:: INFORMATION GIVEN

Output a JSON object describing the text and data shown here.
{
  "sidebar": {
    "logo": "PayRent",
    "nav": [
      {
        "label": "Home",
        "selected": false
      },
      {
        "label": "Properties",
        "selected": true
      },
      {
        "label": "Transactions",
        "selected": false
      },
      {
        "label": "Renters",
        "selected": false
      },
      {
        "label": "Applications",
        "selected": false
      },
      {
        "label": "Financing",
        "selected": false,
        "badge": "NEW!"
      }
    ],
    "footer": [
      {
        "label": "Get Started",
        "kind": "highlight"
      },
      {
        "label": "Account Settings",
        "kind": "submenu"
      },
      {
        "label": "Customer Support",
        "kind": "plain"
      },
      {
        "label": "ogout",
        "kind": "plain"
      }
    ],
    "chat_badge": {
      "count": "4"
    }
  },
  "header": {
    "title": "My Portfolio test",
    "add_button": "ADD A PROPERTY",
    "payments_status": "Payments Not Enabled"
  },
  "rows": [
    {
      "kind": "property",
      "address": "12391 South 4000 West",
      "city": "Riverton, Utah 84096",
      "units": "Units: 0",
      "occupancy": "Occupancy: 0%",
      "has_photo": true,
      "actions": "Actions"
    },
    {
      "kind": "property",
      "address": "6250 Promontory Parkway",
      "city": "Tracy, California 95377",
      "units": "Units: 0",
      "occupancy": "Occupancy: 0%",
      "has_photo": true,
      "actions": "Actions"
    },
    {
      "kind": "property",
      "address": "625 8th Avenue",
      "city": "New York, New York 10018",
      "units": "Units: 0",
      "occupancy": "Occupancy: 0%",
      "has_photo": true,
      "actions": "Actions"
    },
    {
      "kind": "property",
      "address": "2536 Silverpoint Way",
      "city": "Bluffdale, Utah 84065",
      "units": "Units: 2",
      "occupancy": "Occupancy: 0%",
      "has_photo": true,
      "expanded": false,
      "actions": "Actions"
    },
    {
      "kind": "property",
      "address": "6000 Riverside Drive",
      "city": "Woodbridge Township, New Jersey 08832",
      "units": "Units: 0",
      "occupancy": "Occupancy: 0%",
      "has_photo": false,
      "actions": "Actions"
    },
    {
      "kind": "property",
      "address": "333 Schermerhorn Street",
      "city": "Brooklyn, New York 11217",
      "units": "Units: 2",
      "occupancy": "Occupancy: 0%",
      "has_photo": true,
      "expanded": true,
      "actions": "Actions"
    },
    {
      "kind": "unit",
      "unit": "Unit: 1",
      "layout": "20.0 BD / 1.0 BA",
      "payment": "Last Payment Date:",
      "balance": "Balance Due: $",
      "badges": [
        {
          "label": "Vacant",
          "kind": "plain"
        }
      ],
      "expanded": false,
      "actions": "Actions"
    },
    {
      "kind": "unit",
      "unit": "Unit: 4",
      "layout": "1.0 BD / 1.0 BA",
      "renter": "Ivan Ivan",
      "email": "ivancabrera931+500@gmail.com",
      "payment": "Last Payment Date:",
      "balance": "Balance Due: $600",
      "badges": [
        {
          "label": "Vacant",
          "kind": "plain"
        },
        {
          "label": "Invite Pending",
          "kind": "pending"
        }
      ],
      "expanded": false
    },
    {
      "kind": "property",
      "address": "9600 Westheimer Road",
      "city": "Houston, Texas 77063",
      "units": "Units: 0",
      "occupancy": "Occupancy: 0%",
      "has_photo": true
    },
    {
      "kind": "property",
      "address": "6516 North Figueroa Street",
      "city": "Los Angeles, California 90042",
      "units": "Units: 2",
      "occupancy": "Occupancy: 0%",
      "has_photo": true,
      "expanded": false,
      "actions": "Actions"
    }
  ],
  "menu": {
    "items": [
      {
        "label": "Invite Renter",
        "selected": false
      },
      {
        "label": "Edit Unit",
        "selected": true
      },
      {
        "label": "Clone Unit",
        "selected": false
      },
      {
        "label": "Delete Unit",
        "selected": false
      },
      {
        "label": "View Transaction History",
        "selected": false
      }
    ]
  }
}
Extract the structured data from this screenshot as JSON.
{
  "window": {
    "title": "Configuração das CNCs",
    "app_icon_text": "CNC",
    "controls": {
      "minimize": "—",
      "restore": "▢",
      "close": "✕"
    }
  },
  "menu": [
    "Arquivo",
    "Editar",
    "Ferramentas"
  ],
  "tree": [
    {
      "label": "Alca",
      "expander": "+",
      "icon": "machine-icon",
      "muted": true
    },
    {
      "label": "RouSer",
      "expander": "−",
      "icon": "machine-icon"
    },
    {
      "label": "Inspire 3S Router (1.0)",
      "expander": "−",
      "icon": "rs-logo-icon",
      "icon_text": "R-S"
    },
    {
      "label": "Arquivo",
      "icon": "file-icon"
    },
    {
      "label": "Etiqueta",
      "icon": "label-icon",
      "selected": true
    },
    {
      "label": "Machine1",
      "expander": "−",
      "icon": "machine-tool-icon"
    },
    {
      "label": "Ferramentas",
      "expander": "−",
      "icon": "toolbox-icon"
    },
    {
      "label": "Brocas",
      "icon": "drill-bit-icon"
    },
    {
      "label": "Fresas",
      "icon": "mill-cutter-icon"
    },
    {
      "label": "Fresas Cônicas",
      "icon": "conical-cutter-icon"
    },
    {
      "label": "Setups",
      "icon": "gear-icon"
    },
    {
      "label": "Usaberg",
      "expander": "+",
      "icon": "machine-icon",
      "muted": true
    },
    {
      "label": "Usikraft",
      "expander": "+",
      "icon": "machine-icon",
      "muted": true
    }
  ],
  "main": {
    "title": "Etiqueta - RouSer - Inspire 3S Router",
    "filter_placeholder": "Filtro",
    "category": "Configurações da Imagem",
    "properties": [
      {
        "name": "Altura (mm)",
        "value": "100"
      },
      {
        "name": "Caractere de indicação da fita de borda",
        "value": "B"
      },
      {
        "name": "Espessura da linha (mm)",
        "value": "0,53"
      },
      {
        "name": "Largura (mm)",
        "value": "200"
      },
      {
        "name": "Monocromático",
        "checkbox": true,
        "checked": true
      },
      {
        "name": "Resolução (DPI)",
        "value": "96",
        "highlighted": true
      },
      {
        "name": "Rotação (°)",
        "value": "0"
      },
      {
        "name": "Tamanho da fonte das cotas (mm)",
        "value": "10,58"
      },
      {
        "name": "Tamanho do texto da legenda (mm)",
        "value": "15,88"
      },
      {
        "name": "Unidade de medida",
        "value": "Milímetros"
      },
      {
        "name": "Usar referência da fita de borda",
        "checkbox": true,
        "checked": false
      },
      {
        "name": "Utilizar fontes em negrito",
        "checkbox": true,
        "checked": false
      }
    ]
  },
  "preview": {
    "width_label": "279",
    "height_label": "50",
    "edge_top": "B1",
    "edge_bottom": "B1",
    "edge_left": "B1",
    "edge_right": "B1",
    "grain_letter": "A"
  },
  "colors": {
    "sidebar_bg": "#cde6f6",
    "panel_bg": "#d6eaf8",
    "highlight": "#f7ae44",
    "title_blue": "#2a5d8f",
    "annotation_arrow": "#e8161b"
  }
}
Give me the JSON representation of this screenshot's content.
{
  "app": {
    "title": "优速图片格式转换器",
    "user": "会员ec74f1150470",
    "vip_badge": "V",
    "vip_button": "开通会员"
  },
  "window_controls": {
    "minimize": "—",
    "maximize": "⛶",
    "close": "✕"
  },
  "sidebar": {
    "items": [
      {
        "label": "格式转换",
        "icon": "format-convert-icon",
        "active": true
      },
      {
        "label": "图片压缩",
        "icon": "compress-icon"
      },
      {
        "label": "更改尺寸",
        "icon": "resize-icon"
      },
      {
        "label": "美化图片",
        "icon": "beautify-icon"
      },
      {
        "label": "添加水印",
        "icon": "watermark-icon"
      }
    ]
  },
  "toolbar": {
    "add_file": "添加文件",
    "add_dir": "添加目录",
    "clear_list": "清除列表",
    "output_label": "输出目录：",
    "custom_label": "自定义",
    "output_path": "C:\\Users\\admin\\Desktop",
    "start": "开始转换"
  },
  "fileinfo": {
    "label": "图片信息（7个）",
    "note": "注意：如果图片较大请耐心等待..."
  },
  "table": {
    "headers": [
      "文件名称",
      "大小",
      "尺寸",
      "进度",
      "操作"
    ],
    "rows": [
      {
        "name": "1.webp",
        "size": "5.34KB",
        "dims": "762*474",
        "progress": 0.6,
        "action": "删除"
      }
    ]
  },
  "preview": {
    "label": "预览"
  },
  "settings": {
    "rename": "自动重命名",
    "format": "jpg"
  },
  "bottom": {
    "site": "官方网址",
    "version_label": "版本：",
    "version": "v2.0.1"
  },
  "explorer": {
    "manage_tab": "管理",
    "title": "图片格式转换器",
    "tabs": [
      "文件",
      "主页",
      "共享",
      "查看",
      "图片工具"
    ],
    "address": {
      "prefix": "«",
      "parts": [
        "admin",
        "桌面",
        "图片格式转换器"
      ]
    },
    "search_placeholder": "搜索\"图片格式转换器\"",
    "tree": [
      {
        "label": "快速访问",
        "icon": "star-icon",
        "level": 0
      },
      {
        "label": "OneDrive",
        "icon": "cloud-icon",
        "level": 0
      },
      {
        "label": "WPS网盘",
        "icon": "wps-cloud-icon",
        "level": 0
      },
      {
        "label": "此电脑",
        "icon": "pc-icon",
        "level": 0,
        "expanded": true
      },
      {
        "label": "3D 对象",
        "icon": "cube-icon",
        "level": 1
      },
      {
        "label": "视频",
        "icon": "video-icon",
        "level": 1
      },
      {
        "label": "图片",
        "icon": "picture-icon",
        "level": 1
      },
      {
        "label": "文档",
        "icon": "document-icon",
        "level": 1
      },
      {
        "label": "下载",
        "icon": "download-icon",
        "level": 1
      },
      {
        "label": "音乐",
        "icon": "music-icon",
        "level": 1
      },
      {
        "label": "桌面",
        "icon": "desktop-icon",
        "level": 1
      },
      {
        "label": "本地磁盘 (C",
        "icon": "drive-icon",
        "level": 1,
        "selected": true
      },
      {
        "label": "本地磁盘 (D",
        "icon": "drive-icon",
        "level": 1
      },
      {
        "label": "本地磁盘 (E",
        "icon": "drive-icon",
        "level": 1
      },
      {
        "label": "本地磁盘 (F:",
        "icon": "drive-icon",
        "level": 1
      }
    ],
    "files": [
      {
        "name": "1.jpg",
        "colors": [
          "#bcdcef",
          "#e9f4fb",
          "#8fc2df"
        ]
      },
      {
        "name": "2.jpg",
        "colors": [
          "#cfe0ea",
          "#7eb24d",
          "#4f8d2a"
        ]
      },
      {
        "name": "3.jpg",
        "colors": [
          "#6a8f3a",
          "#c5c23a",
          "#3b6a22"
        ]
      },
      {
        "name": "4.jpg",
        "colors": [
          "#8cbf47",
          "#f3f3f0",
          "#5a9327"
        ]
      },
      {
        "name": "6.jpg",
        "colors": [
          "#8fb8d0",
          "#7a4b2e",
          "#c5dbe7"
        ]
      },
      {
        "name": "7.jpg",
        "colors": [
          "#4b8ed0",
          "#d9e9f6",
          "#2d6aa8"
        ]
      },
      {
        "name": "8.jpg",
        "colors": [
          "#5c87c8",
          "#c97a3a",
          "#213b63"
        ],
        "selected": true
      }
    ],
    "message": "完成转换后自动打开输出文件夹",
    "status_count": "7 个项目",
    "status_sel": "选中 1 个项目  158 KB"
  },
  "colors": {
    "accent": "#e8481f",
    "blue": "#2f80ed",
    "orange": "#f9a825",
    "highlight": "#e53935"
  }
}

::::

Pick out and copy the lines of the material that include the word "cutter".

      "icon": "mill-cutter-icon"
      "icon": "conical-cutter-icon"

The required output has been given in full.